= Problem details =
Please output the lines shown below exactly as they appear.

= Material for this exercise =
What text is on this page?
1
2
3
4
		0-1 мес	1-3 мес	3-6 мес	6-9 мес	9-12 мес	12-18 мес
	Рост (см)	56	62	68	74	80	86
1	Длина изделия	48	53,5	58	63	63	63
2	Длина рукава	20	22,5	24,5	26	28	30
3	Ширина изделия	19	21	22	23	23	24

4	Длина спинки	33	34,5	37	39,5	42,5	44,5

= Final answer =
What text is on this page?
1
2
3
4
		0-1 мес	1-3 мес	3-6 мес	6-9 мес	9-12 мес	12-18 мес
	Рост (см)	56	62	68	74	80	86
1	Длина изделия	48	53,5	58	63	63	63
2	Длина рукава	20	22,5	24,5	26	28	30
3	Ширина изделия	19	21	22	23	23	24

4	Длина спинки	33	34,5	37	39,5	42,5	44,5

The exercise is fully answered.